◆ OBJECTIVE ◆
Where the data below has the string "Wszystkie", return the whole line.

---------------

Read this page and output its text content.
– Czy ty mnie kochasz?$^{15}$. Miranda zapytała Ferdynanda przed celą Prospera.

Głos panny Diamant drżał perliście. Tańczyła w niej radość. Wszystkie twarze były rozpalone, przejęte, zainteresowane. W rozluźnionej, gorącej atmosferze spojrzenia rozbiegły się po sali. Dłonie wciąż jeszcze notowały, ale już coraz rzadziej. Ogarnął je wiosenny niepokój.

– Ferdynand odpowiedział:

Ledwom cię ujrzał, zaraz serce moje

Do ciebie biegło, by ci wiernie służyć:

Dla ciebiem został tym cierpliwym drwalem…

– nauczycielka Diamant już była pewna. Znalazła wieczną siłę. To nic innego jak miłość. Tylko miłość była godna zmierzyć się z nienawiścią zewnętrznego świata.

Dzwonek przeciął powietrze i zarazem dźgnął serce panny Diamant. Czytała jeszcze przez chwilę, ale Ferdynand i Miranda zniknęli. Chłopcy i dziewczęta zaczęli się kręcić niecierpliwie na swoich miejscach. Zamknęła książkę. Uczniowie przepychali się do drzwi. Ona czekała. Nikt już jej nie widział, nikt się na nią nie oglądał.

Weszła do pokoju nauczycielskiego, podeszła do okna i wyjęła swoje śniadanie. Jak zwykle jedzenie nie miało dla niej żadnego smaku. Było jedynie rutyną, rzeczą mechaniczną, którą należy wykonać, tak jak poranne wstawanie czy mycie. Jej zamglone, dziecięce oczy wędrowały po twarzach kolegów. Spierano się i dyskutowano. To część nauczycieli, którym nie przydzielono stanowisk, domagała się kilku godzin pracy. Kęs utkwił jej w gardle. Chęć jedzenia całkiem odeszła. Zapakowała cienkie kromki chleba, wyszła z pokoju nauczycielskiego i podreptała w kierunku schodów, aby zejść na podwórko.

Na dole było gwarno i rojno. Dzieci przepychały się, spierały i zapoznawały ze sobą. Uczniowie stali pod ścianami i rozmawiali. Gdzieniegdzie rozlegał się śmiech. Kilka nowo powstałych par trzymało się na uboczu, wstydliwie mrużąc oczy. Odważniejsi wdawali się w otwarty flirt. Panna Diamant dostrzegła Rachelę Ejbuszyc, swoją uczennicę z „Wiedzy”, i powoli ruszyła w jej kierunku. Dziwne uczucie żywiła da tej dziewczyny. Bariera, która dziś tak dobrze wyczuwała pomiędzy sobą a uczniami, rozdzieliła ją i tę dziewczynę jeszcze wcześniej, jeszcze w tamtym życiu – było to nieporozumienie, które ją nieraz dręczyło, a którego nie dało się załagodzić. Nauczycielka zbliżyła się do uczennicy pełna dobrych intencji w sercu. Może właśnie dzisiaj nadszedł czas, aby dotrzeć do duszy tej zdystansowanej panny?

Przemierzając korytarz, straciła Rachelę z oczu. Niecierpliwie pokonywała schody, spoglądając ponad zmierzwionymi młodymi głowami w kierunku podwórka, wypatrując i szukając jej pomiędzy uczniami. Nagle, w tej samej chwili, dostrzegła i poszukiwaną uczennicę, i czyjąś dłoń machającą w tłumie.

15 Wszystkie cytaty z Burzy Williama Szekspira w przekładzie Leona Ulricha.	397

---------------

◆ WRITTEN SOLUTION ◆
Głos panny Diamant drżał perliście. Tańczyła w niej radość. Wszystkie twarze były rozpalone, przejęte, zainteresowane. W rozluźnionej, gorącej atmosferze spojrzenia rozbiegły się po sali. Dłonie wciąż jeszcze notowały, ale już coraz rzadziej. Ogarnął je wiosenny niepokój.
15 Wszystkie cytaty z Burzy Williama Szekspira w przekładzie Leona Ulricha.	397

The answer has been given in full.